#### Records for the task
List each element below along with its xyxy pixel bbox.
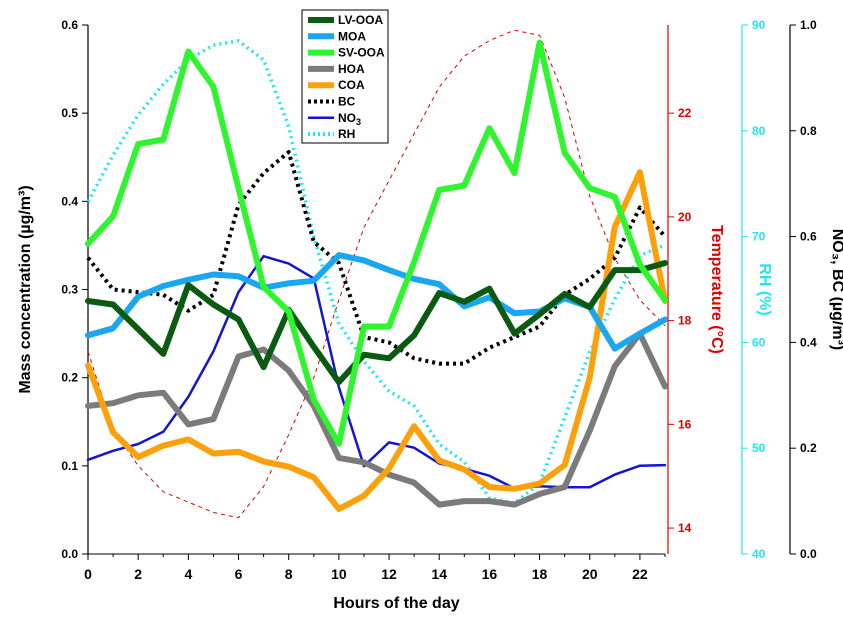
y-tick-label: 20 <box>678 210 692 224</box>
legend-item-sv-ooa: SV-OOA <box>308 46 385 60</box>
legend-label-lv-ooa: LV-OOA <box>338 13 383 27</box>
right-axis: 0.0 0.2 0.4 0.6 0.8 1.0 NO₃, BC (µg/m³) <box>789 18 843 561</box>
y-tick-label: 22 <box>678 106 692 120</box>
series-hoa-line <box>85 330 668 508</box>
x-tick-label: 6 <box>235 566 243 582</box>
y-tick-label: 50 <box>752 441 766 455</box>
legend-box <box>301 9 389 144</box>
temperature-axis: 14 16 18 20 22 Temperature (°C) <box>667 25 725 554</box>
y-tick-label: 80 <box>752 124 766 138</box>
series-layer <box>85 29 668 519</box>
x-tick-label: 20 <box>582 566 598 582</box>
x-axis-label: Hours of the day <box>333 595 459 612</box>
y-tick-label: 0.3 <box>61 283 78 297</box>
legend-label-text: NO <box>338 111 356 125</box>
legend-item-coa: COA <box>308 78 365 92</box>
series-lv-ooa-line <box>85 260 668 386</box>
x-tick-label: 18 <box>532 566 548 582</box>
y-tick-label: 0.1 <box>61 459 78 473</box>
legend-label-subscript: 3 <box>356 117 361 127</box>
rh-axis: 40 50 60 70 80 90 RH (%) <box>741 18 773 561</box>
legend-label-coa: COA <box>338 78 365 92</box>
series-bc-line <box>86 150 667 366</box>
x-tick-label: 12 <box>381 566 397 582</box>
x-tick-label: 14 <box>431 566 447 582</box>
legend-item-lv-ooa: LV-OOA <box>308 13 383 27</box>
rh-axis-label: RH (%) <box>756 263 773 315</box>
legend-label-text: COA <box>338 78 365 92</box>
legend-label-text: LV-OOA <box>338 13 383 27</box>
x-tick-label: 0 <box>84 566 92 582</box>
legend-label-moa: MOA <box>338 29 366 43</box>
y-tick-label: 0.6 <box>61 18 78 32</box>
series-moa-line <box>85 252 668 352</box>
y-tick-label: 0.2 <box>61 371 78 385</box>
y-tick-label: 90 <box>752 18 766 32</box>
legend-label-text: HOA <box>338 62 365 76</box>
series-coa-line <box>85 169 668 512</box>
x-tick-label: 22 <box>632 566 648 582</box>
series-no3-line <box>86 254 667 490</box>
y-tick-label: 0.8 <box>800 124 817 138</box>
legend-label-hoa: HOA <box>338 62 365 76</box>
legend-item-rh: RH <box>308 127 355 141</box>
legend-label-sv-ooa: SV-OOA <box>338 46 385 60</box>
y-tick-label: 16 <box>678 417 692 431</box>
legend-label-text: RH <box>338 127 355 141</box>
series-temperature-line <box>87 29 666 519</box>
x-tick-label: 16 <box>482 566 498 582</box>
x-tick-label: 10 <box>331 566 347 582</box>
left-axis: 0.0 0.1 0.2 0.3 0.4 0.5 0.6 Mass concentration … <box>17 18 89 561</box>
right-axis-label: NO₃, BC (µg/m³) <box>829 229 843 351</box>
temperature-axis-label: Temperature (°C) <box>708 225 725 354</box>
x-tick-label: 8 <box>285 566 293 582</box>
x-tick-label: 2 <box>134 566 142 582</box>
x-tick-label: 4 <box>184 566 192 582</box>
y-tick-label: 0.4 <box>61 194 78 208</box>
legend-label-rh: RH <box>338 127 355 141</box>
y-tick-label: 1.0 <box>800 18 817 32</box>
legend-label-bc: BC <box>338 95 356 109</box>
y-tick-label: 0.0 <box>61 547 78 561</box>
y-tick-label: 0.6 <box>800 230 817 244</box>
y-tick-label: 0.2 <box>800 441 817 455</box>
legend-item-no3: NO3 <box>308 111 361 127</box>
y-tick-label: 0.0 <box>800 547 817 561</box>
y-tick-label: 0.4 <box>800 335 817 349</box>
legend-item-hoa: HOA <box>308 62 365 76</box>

#### Required work
Reproduce all of the lines above word for word, leaving out the picture.

#### Solution to the exercise
List each element below along with its xyxy pixel bbox.
y-tick-label: 20 <box>678 210 692 224</box>
legend-item-sv-ooa: SV-OOA <box>308 46 385 60</box>
legend-label-lv-ooa: LV-OOA <box>338 13 383 27</box>
right-axis: 0.0 0.2 0.4 0.6 0.8 1.0 NO₃, BC (µg/m³) <box>789 18 843 561</box>
y-tick-label: 22 <box>678 106 692 120</box>
series-hoa-line <box>85 330 668 508</box>
x-tick-label: 6 <box>235 566 243 582</box>
y-tick-label: 50 <box>752 441 766 455</box>
legend-box <box>301 9 389 144</box>
temperature-axis: 14 16 18 20 22 Temperature (°C) <box>667 25 725 554</box>
y-tick-label: 80 <box>752 124 766 138</box>
series-layer <box>85 29 668 519</box>
x-tick-label: 20 <box>582 566 598 582</box>
x-axis-label: Hours of the day <box>333 595 459 612</box>
y-tick-label: 0.3 <box>61 283 78 297</box>
legend-label-text: NO <box>338 111 356 125</box>
legend-item-coa: COA <box>308 78 365 92</box>
series-lv-ooa-line <box>85 260 668 386</box>
x-tick-label: 18 <box>532 566 548 582</box>
y-tick-label: 0.1 <box>61 459 78 473</box>
legend-label-subscript: 3 <box>356 117 361 127</box>
rh-axis: 40 50 60 70 80 90 RH (%) <box>741 18 773 561</box>
legend-label-coa: COA <box>338 78 365 92</box>
series-bc-line <box>86 150 667 366</box>
x-tick-label: 12 <box>381 566 397 582</box>
x-tick-label: 14 <box>431 566 447 582</box>
legend-item-lv-ooa: LV-OOA <box>308 13 383 27</box>
rh-axis-label: RH (%) <box>756 263 773 315</box>
legend-label-text: COA <box>338 78 365 92</box>
legend-label-text: LV-OOA <box>338 13 383 27</box>
x-tick-label: 0 <box>84 566 92 582</box>
legend-label-moa: MOA <box>338 29 366 43</box>
y-tick-label: 0.6 <box>61 18 78 32</box>
series-moa-line <box>85 252 668 352</box>
y-tick-label: 0.2 <box>61 371 78 385</box>
y-tick-label: 90 <box>752 18 766 32</box>
legend-label-text: HOA <box>338 62 365 76</box>
series-coa-line <box>85 169 668 512</box>
x-tick-label: 22 <box>632 566 648 582</box>
series-no3-line <box>86 254 667 490</box>
y-tick-label: 0.8 <box>800 124 817 138</box>
legend-label-hoa: HOA <box>338 62 365 76</box>
legend-item-rh: RH <box>308 127 355 141</box>
legend-label-sv-ooa: SV-OOA <box>338 46 385 60</box>
y-tick-label: 16 <box>678 417 692 431</box>
legend-label-text: RH <box>338 127 355 141</box>
series-temperature-line <box>87 29 666 519</box>
x-tick-label: 16 <box>482 566 498 582</box>
x-tick-label: 10 <box>331 566 347 582</box>
left-axis: 0.0 0.1 0.2 0.3 0.4 0.5 0.6 Mass concentration … <box>17 18 89 561</box>
right-axis-label: NO₃, BC (µg/m³) <box>829 229 843 351</box>
temperature-axis-label: Temperature (°C) <box>708 225 725 354</box>
x-tick-label: 8 <box>285 566 293 582</box>
x-tick-label: 2 <box>134 566 142 582</box>
x-tick-label: 4 <box>184 566 192 582</box>
y-tick-label: 0.4 <box>61 194 78 208</box>
legend-label-rh: RH <box>338 127 355 141</box>
y-tick-label: 1.0 <box>800 18 817 32</box>
legend-label-bc: BC <box>338 95 356 109</box>
y-tick-label: 0.0 <box>61 547 78 561</box>
y-tick-label: 0.6 <box>800 230 817 244</box>
y-tick-label: 0.2 <box>800 441 817 455</box>
legend-item-no3: NO3 <box>308 111 361 127</box>
y-tick-label: 0.0 <box>800 547 817 561</box>
y-tick-label: 0.4 <box>800 335 817 349</box>
legend-item-hoa: HOA <box>308 62 365 76</box>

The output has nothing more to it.